*PROBLEM STATEMENT:*
Please give the listing again in its entirety, exactly as written.
──────── SUPPLIED MATERIAL
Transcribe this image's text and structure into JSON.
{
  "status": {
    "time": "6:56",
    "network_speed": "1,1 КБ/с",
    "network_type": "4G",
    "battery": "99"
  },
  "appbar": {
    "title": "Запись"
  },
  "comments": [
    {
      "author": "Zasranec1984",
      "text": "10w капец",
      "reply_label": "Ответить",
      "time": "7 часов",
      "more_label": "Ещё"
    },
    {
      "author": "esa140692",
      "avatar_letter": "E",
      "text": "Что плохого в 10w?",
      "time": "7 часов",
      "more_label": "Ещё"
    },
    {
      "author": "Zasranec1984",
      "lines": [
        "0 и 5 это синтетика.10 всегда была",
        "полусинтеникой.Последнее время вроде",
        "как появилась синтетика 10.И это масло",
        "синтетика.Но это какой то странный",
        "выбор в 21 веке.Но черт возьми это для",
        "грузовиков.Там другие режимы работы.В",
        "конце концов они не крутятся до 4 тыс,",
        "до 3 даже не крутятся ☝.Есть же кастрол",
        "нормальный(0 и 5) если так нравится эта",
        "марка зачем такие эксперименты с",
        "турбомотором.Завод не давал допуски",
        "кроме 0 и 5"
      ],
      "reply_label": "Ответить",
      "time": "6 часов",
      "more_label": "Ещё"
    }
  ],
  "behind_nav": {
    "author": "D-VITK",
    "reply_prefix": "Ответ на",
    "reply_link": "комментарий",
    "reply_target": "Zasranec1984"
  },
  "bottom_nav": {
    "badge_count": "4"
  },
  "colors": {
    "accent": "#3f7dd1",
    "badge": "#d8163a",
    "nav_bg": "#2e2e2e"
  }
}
────────────────
*SOLUTION FOR THIS EXERCISE:*
Transcribe this image's text and structure into JSON.
{
  "status": {
    "time": "6:56",
    "network_speed": "1,1 КБ/с",
    "network_type": "4G",
    "battery": "99"
  },
  "appbar": {
    "title": "Запись"
  },
  "comments": [
    {
      "author": "Zasranec1984",
      "text": "10w капец",
      "reply_label": "Ответить",
      "time": "7 часов",
      "more_label": "Ещё"
    },
    {
      "author": "esa140692",
      "avatar_letter": "E",
      "text": "Что плохого в 10w?",
      "time": "7 часов",
      "more_label": "Ещё"
    },
    {
      "author": "Zasranec1984",
      "lines": [
        "0 и 5 это синтетика.10 всегда была",
        "полусинтеникой.Последнее время вроде",
        "как появилась синтетика 10.И это масло",
        "синтетика.Но это какой то странный",
        "выбор в 21 веке.Но черт возьми это для",
        "грузовиков.Там другие режимы работы.В",
        "конце концов они не крутятся до 4 тыс,",
        "до 3 даже не крутятся ☝.Есть же кастрол",
        "нормальный(0 и 5) если так нравится эта",
        "марка зачем такие эксперименты с",
        "турбомотором.Завод не давал допуски",
        "кроме 0 и 5"
      ],
      "reply_label": "Ответить",
      "time": "6 часов",
      "more_label": "Ещё"
    }
  ],
  "behind_nav": {
    "author": "D-VITK",
    "reply_prefix": "Ответ на",
    "reply_link": "комментарий",
    "reply_target": "Zasranec1984"
  },
  "bottom_nav": {
    "badge_count": "4"
  },
  "colors": {
    "accent": "#3f7dd1",
    "badge": "#d8163a",
    "nav_bg": "#2e2e2e"
  }
}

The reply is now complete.